§ **Exercise details**
Leaving out the pictures, please retype each record exactly.

§ **Dataset content**
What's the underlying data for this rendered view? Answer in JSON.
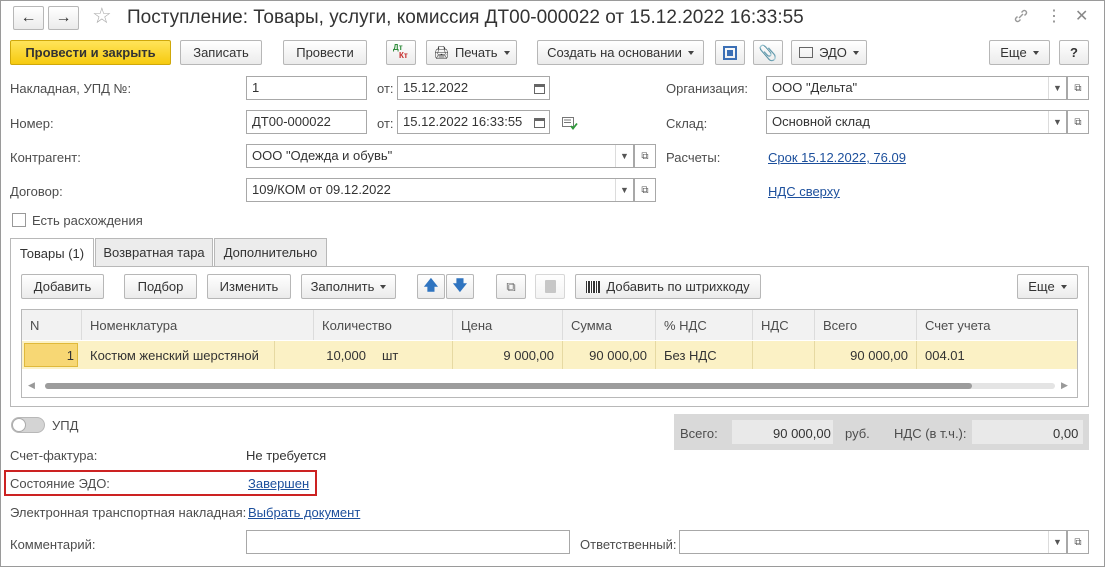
{
  "window": {
    "title": "Поступление: Товары, услуги, комиссия ДТ00-000022 от 15.12.2022 16:33:55"
  },
  "toolbar": {
    "post_close": "Провести и закрыть",
    "save": "Записать",
    "post": "Провести",
    "dtkt_top": "Дт",
    "dtkt_bottom": "Кт",
    "print": "Печать",
    "create_based": "Создать на основании",
    "edo": "ЭДО",
    "more": "Еще",
    "help": "?"
  },
  "form": {
    "invoice_label": "Накладная, УПД №:",
    "invoice_number": "1",
    "from_label": "от:",
    "invoice_date": "15.12.2022",
    "number_label": "Номер:",
    "number": "ДТ00-000022",
    "number_date": "15.12.2022 16:33:55",
    "counterparty_label": "Контрагент:",
    "counterparty": "ООО \"Одежда и обувь\"",
    "contract_label": "Договор:",
    "contract": "109/КОМ от 09.12.2022",
    "organization_label": "Организация:",
    "organization": "ООО \"Дельта\"",
    "warehouse_label": "Склад:",
    "warehouse": "Основной склад",
    "settlements_label": "Расчеты:",
    "settlements_link": "Срок 15.12.2022, 76.09",
    "vat_link": "НДС сверху",
    "discrepancy_label": "Есть расхождения"
  },
  "tabs": [
    "Товары (1)",
    "Возвратная тара",
    "Дополнительно"
  ],
  "table_toolbar": {
    "add": "Добавить",
    "select": "Подбор",
    "change": "Изменить",
    "fill": "Заполнить",
    "barcode": "Добавить по штрихкоду",
    "more": "Еще"
  },
  "table": {
    "columns": [
      "N",
      "Номенклатура",
      "Количество",
      "Цена",
      "Сумма",
      "% НДС",
      "НДС",
      "Всего",
      "Счет учета"
    ],
    "rows": [
      {
        "n": "1",
        "item": "Костюм женский шерстяной",
        "qty": "10,000",
        "unit": "шт",
        "price": "9 000,00",
        "sum": "90 000,00",
        "vat_rate": "Без НДС",
        "vat": "",
        "total": "90 000,00",
        "account": "004.01"
      }
    ]
  },
  "footer": {
    "upd_label": "УПД",
    "total_label": "Всего:",
    "total_value": "90 000,00",
    "currency": "руб.",
    "vat_incl_label": "НДС (в т.ч.):",
    "vat_value": "0,00",
    "invoice_label": "Счет-фактура:",
    "invoice_value": "Не требуется",
    "edo_state_label": "Состояние ЭДО:",
    "edo_state_value": "Завершен",
    "ettn_label": "Электронная транспортная накладная:",
    "ettn_link": "Выбрать документ",
    "comment_label": "Комментарий:",
    "comment_value": "",
    "responsible_label": "Ответственный:",
    "responsible_value": ""
  },
  "colors": {
    "primary": "#f6ca0f",
    "row_highlight": "#fbf1c5",
    "link": "#1c4f9c",
    "highlight_box": "#cc2222"
  }
}
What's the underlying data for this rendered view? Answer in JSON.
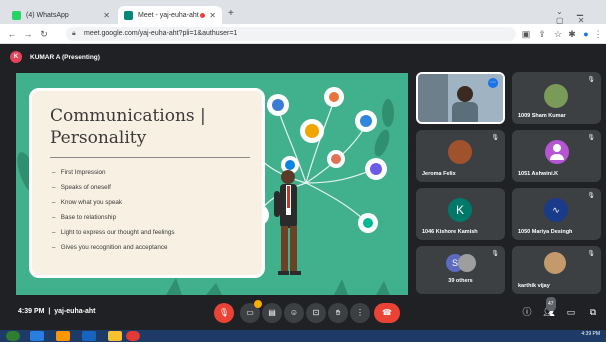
{
  "browser": {
    "tabs": [
      {
        "label": "(4) WhatsApp",
        "active": false
      },
      {
        "label": "Meet - yaj-euha-aht",
        "active": true
      }
    ],
    "new_tab": "+",
    "url": "meet.google.com/yaj-euha-aht?pli=1&authuser=1"
  },
  "meet": {
    "presenter": {
      "initial": "K",
      "label": "KUMAR A (Presenting)"
    },
    "slide": {
      "title_line1": "Communications |",
      "title_line2": "Personality",
      "bullets": [
        "First Impression",
        "Speaks of oneself",
        "Know what you speak",
        "Base to relationship",
        "Light to express our thought and feelings",
        "Gives you recognition and acceptance"
      ]
    },
    "participants": [
      {
        "name": "",
        "kind": "video"
      },
      {
        "name": "1009 Sham Kumar",
        "kind": "photo"
      },
      {
        "name": "Jeroma Felix",
        "kind": "photo"
      },
      {
        "name": "1051 Ashwini.K",
        "kind": "avatar",
        "initial": ""
      },
      {
        "name": "1046 Kishore Kamish",
        "kind": "letter",
        "initial": "K"
      },
      {
        "name": "1050 Mariya Desingh",
        "kind": "audio"
      },
      {
        "name": "39 others",
        "kind": "others",
        "initial": "S"
      },
      {
        "name": "karthik vijay",
        "kind": "photo"
      }
    ],
    "bottom": {
      "time": "4:39 PM",
      "separator": "|",
      "meeting_code": "yaj-euha-aht",
      "participant_count": "47"
    },
    "colors": {
      "bg": "#202124",
      "tile": "#3c4043",
      "slide_bg": "#41b08d",
      "card_bg": "#f7f0e3",
      "end_call": "#ea4335",
      "accent_purple": "#b455d2",
      "letter_avatar": "#00796b"
    }
  },
  "taskbar": {
    "time": "4:39 PM"
  },
  "icons": [
    "chrome-icon",
    "whatsapp-icon",
    "meet-icon",
    "mic-off-icon",
    "camera-icon",
    "captions-icon",
    "emoji-icon",
    "present-icon",
    "raise-hand-icon",
    "more-icon",
    "end-call-icon",
    "info-icon",
    "people-icon",
    "chat-icon",
    "activities-icon"
  ]
}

§ **Result of the task**
What's the underlying data for this rendered view? Answer in JSON.
{
  "window": {
    "title": "Поступление: Товары, услуги, комиссия ДТ00-000022 от 15.12.2022 16:33:55"
  },
  "toolbar": {
    "post_close": "Провести и закрыть",
    "save": "Записать",
    "post": "Провести",
    "dtkt_top": "Дт",
    "dtkt_bottom": "Кт",
    "print": "Печать",
    "create_based": "Создать на основании",
    "edo": "ЭДО",
    "more": "Еще",
    "help": "?"
  },
  "form": {
    "invoice_label": "Накладная, УПД №:",
    "invoice_number": "1",
    "from_label": "от:",
    "invoice_date": "15.12.2022",
    "number_label": "Номер:",
    "number": "ДТ00-000022",
    "number_date": "15.12.2022 16:33:55",
    "counterparty_label": "Контрагент:",
    "counterparty": "ООО \"Одежда и обувь\"",
    "contract_label": "Договор:",
    "contract": "109/КОМ от 09.12.2022",
    "organization_label": "Организация:",
    "organization": "ООО \"Дельта\"",
    "warehouse_label": "Склад:",
    "warehouse": "Основной склад",
    "settlements_label": "Расчеты:",
    "settlements_link": "Срок 15.12.2022, 76.09",
    "vat_link": "НДС сверху",
    "discrepancy_label": "Есть расхождения"
  },
  "tabs": [
    "Товары (1)",
    "Возвратная тара",
    "Дополнительно"
  ],
  "table_toolbar": {
    "add": "Добавить",
    "select": "Подбор",
    "change": "Изменить",
    "fill": "Заполнить",
    "barcode": "Добавить по штрихкоду",
    "more": "Еще"
  },
  "table": {
    "columns": [
      "N",
      "Номенклатура",
      "Количество",
      "Цена",
      "Сумма",
      "% НДС",
      "НДС",
      "Всего",
      "Счет учета"
    ],
    "rows": [
      {
        "n": "1",
        "item": "Костюм женский шерстяной",
        "qty": "10,000",
        "unit": "шт",
        "price": "9 000,00",
        "sum": "90 000,00",
        "vat_rate": "Без НДС",
        "vat": "",
        "total": "90 000,00",
        "account": "004.01"
      }
    ]
  },
  "footer": {
    "upd_label": "УПД",
    "total_label": "Всего:",
    "total_value": "90 000,00",
    "currency": "руб.",
    "vat_incl_label": "НДС (в т.ч.):",
    "vat_value": "0,00",
    "invoice_label": "Счет-фактура:",
    "invoice_value": "Не требуется",
    "edo_state_label": "Состояние ЭДО:",
    "edo_state_value": "Завершен",
    "ettn_label": "Электронная транспортная накладная:",
    "ettn_link": "Выбрать документ",
    "comment_label": "Комментарий:",
    "comment_value": "",
    "responsible_label": "Ответственный:",
    "responsible_value": ""
  },
  "colors": {
    "primary": "#f6ca0f",
    "row_highlight": "#fbf1c5",
    "link": "#1c4f9c",
    "highlight_box": "#cc2222"
  }
}
What's the underlying data for this rendered view? Answer in JSON.
{
  "browser": {
    "tabs": [
      {
        "label": "(4) WhatsApp",
        "active": false
      },
      {
        "label": "Meet - yaj-euha-aht",
        "active": true
      }
    ],
    "new_tab": "+",
    "url": "meet.google.com/yaj-euha-aht?pli=1&authuser=1"
  },
  "meet": {
    "presenter": {
      "initial": "K",
      "label": "KUMAR A (Presenting)"
    },
    "slide": {
      "title_line1": "Communications |",
      "title_line2": "Personality",
      "bullets": [
        "First Impression",
        "Speaks of oneself",
        "Know what you speak",
        "Base to relationship",
        "Light to express our thought and feelings",
        "Gives you recognition and acceptance"
      ]
    },
    "participants": [
      {
        "name": "",
        "kind": "video"
      },
      {
        "name": "1009 Sham Kumar",
        "kind": "photo"
      },
      {
        "name": "Jeroma Felix",
        "kind": "photo"
      },
      {
        "name": "1051 Ashwini.K",
        "kind": "avatar",
        "initial": ""
      },
      {
        "name": "1046 Kishore Kamish",
        "kind": "letter",
        "initial": "K"
      },
      {
        "name": "1050 Mariya Desingh",
        "kind": "audio"
      },
      {
        "name": "39 others",
        "kind": "others",
        "initial": "S"
      },
      {
        "name": "karthik vijay",
        "kind": "photo"
      }
    ],
    "bottom": {
      "time": "4:39 PM",
      "separator": "|",
      "meeting_code": "yaj-euha-aht",
      "participant_count": "47"
    },
    "colors": {
      "bg": "#202124",
      "tile": "#3c4043",
      "slide_bg": "#41b08d",
      "card_bg": "#f7f0e3",
      "end_call": "#ea4335",
      "accent_purple": "#b455d2",
      "letter_avatar": "#00796b"
    }
  },
  "taskbar": {
    "time": "4:39 PM"
  },
  "icons": [
    "chrome-icon",
    "whatsapp-icon",
    "meet-icon",
    "mic-off-icon",
    "camera-icon",
    "captions-icon",
    "emoji-icon",
    "present-icon",
    "raise-hand-icon",
    "more-icon",
    "end-call-icon",
    "info-icon",
    "people-icon",
    "chat-icon",
    "activities-icon"
  ]
}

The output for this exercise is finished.